*The exercise*: Send back the records in full, character for character.

------------------------------------

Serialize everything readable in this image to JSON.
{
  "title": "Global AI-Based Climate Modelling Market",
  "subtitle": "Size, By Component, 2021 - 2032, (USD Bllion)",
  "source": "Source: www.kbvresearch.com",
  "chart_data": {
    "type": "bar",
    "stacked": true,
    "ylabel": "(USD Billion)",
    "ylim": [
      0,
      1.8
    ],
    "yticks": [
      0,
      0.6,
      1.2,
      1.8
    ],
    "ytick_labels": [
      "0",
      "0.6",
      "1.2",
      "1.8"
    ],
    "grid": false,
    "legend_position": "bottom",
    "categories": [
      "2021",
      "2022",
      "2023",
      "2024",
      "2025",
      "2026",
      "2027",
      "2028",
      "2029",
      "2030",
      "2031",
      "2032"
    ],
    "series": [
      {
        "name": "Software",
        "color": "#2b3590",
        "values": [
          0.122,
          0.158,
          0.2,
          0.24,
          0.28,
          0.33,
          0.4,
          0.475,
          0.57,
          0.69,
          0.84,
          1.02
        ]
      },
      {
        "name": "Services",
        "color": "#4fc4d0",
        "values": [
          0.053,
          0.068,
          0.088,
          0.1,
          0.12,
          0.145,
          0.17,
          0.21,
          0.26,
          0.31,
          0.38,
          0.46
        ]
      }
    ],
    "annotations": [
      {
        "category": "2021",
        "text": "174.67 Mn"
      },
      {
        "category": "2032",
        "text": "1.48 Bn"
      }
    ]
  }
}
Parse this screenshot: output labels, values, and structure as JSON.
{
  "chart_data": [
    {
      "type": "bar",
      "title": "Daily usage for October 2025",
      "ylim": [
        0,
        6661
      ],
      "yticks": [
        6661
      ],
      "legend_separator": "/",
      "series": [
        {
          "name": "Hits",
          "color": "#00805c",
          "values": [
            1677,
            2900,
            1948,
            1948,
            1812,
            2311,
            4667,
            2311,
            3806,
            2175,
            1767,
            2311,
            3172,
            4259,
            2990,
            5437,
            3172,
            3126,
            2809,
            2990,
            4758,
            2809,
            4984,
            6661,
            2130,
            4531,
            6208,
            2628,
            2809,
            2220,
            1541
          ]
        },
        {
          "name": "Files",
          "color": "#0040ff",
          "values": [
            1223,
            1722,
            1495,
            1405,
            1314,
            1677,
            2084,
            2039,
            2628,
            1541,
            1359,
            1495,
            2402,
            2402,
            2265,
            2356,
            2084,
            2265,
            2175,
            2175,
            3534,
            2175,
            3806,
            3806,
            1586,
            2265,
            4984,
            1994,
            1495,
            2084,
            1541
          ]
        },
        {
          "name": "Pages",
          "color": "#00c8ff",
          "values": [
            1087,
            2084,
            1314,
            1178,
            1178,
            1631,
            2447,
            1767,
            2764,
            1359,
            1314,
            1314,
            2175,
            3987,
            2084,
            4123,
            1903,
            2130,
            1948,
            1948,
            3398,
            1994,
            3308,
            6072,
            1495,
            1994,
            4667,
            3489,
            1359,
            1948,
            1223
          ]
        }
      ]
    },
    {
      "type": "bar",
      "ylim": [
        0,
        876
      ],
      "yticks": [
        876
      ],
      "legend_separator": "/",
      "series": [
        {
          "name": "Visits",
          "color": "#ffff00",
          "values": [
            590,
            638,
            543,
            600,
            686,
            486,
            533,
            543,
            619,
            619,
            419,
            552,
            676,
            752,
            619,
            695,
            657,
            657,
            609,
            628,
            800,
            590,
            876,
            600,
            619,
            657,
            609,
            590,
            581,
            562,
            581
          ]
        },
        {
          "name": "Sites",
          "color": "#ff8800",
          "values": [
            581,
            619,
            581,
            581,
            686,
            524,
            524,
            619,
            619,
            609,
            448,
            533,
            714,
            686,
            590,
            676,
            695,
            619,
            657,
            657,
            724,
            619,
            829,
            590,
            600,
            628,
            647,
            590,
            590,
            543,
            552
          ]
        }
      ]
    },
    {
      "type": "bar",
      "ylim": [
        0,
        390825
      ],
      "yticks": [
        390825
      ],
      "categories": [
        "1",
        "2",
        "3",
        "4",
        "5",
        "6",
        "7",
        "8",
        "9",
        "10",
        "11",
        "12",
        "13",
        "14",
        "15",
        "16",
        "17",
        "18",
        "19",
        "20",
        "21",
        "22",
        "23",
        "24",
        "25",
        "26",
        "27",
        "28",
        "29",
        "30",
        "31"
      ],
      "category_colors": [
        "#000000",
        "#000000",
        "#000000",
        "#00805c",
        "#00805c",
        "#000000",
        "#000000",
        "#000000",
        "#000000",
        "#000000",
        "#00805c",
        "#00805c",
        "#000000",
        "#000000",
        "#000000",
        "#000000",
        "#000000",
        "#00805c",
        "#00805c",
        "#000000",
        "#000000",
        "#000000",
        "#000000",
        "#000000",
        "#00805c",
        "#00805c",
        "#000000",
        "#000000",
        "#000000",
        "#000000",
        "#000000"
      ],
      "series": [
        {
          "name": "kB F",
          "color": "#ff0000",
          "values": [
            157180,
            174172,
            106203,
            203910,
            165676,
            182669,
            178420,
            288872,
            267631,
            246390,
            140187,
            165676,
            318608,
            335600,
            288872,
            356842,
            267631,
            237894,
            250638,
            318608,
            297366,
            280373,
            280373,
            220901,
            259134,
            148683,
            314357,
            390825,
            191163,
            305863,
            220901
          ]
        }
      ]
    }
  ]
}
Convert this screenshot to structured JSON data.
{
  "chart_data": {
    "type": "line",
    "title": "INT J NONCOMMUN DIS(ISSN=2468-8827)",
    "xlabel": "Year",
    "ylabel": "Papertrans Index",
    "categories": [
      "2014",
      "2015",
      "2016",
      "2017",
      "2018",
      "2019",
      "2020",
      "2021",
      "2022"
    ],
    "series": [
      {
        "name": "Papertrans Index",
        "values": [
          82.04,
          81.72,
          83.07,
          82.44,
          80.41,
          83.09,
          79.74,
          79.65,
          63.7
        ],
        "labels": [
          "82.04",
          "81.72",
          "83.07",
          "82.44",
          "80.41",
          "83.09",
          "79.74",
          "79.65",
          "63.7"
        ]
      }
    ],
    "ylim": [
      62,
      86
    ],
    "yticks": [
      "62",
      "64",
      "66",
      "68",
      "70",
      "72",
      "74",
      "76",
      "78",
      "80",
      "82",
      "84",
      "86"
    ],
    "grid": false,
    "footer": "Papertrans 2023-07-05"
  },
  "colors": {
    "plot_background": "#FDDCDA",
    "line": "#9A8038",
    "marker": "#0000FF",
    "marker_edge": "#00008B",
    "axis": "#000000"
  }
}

------------------------------------

*Correct response*:
Serialize everything readable in this image to JSON.
{
  "title": "Global AI-Based Climate Modelling Market",
  "subtitle": "Size, By Component, 2021 - 2032, (USD Bllion)",
  "source": "Source: www.kbvresearch.com",
  "chart_data": {
    "type": "bar",
    "stacked": true,
    "ylabel": "(USD Billion)",
    "ylim": [
      0,
      1.8
    ],
    "yticks": [
      0,
      0.6,
      1.2,
      1.8
    ],
    "ytick_labels": [
      "0",
      "0.6",
      "1.2",
      "1.8"
    ],
    "grid": false,
    "legend_position": "bottom",
    "categories": [
      "2021",
      "2022",
      "2023",
      "2024",
      "2025",
      "2026",
      "2027",
      "2028",
      "2029",
      "2030",
      "2031",
      "2032"
    ],
    "series": [
      {
        "name": "Software",
        "color": "#2b3590",
        "values": [
          0.122,
          0.158,
          0.2,
          0.24,
          0.28,
          0.33,
          0.4,
          0.475,
          0.57,
          0.69,
          0.84,
          1.02
        ]
      },
      {
        "name": "Services",
        "color": "#4fc4d0",
        "values": [
          0.053,
          0.068,
          0.088,
          0.1,
          0.12,
          0.145,
          0.17,
          0.21,
          0.26,
          0.31,
          0.38,
          0.46
        ]
      }
    ],
    "annotations": [
      {
        "category": "2021",
        "text": "174.67 Mn"
      },
      {
        "category": "2032",
        "text": "1.48 Bn"
      }
    ]
  }
}
Parse this screenshot: output labels, values, and structure as JSON.
{
  "chart_data": [
    {
      "type": "bar",
      "title": "Daily usage for October 2025",
      "ylim": [
        0,
        6661
      ],
      "yticks": [
        6661
      ],
      "legend_separator": "/",
      "series": [
        {
          "name": "Hits",
          "color": "#00805c",
          "values": [
            1677,
            2900,
            1948,
            1948,
            1812,
            2311,
            4667,
            2311,
            3806,
            2175,
            1767,
            2311,
            3172,
            4259,
            2990,
            5437,
            3172,
            3126,
            2809,
            2990,
            4758,
            2809,
            4984,
            6661,
            2130,
            4531,
            6208,
            2628,
            2809,
            2220,
            1541
          ]
        },
        {
          "name": "Files",
          "color": "#0040ff",
          "values": [
            1223,
            1722,
            1495,
            1405,
            1314,
            1677,
            2084,
            2039,
            2628,
            1541,
            1359,
            1495,
            2402,
            2402,
            2265,
            2356,
            2084,
            2265,
            2175,
            2175,
            3534,
            2175,
            3806,
            3806,
            1586,
            2265,
            4984,
            1994,
            1495,
            2084,
            1541
          ]
        },
        {
          "name": "Pages",
          "color": "#00c8ff",
          "values": [
            1087,
            2084,
            1314,
            1178,
            1178,
            1631,
            2447,
            1767,
            2764,
            1359,
            1314,
            1314,
            2175,
            3987,
            2084,
            4123,
            1903,
            2130,
            1948,
            1948,
            3398,
            1994,
            3308,
            6072,
            1495,
            1994,
            4667,
            3489,
            1359,
            1948,
            1223
          ]
        }
      ]
    },
    {
      "type": "bar",
      "ylim": [
        0,
        876
      ],
      "yticks": [
        876
      ],
      "legend_separator": "/",
      "series": [
        {
          "name": "Visits",
          "color": "#ffff00",
          "values": [
            590,
            638,
            543,
            600,
            686,
            486,
            533,
            543,
            619,
            619,
            419,
            552,
            676,
            752,
            619,
            695,
            657,
            657,
            609,
            628,
            800,
            590,
            876,
            600,
            619,
            657,
            609,
            590,
            581,
            562,
            581
          ]
        },
        {
          "name": "Sites",
          "color": "#ff8800",
          "values": [
            581,
            619,
            581,
            581,
            686,
            524,
            524,
            619,
            619,
            609,
            448,
            533,
            714,
            686,
            590,
            676,
            695,
            619,
            657,
            657,
            724,
            619,
            829,
            590,
            600,
            628,
            647,
            590,
            590,
            543,
            552
          ]
        }
      ]
    },
    {
      "type": "bar",
      "ylim": [
        0,
        390825
      ],
      "yticks": [
        390825
      ],
      "categories": [
        "1",
        "2",
        "3",
        "4",
        "5",
        "6",
        "7",
        "8",
        "9",
        "10",
        "11",
        "12",
        "13",
        "14",
        "15",
        "16",
        "17",
        "18",
        "19",
        "20",
        "21",
        "22",
        "23",
        "24",
        "25",
        "26",
        "27",
        "28",
        "29",
        "30",
        "31"
      ],
      "category_colors": [
        "#000000",
        "#000000",
        "#000000",
        "#00805c",
        "#00805c",
        "#000000",
        "#000000",
        "#000000",
        "#000000",
        "#000000",
        "#00805c",
        "#00805c",
        "#000000",
        "#000000",
        "#000000",
        "#000000",
        "#000000",
        "#00805c",
        "#00805c",
        "#000000",
        "#000000",
        "#000000",
        "#000000",
        "#000000",
        "#00805c",
        "#00805c",
        "#000000",
        "#000000",
        "#000000",
        "#000000",
        "#000000"
      ],
      "series": [
        {
          "name": "kB F",
          "color": "#ff0000",
          "values": [
            157180,
            174172,
            106203,
            203910,
            165676,
            182669,
            178420,
            288872,
            267631,
            246390,
            140187,
            165676,
            318608,
            335600,
            288872,
            356842,
            267631,
            237894,
            250638,
            318608,
            297366,
            280373,
            280373,
            220901,
            259134,
            148683,
            314357,
            390825,
            191163,
            305863,
            220901
          ]
        }
      ]
    }
  ]
}
Convert this screenshot to structured JSON data.
{
  "chart_data": {
    "type": "line",
    "title": "INT J NONCOMMUN DIS(ISSN=2468-8827)",
    "xlabel": "Year",
    "ylabel": "Papertrans Index",
    "categories": [
      "2014",
      "2015",
      "2016",
      "2017",
      "2018",
      "2019",
      "2020",
      "2021",
      "2022"
    ],
    "series": [
      {
        "name": "Papertrans Index",
        "values": [
          82.04,
          81.72,
          83.07,
          82.44,
          80.41,
          83.09,
          79.74,
          79.65,
          63.7
        ],
        "labels": [
          "82.04",
          "81.72",
          "83.07",
          "82.44",
          "80.41",
          "83.09",
          "79.74",
          "79.65",
          "63.7"
        ]
      }
    ],
    "ylim": [
      62,
      86
    ],
    "yticks": [
      "62",
      "64",
      "66",
      "68",
      "70",
      "72",
      "74",
      "76",
      "78",
      "80",
      "82",
      "84",
      "86"
    ],
    "grid": false,
    "footer": "Papertrans 2023-07-05"
  },
  "colors": {
    "plot_background": "#FDDCDA",
    "line": "#9A8038",
    "marker": "#0000FF",
    "marker_edge": "#00008B",
    "axis": "#000000"
  }
}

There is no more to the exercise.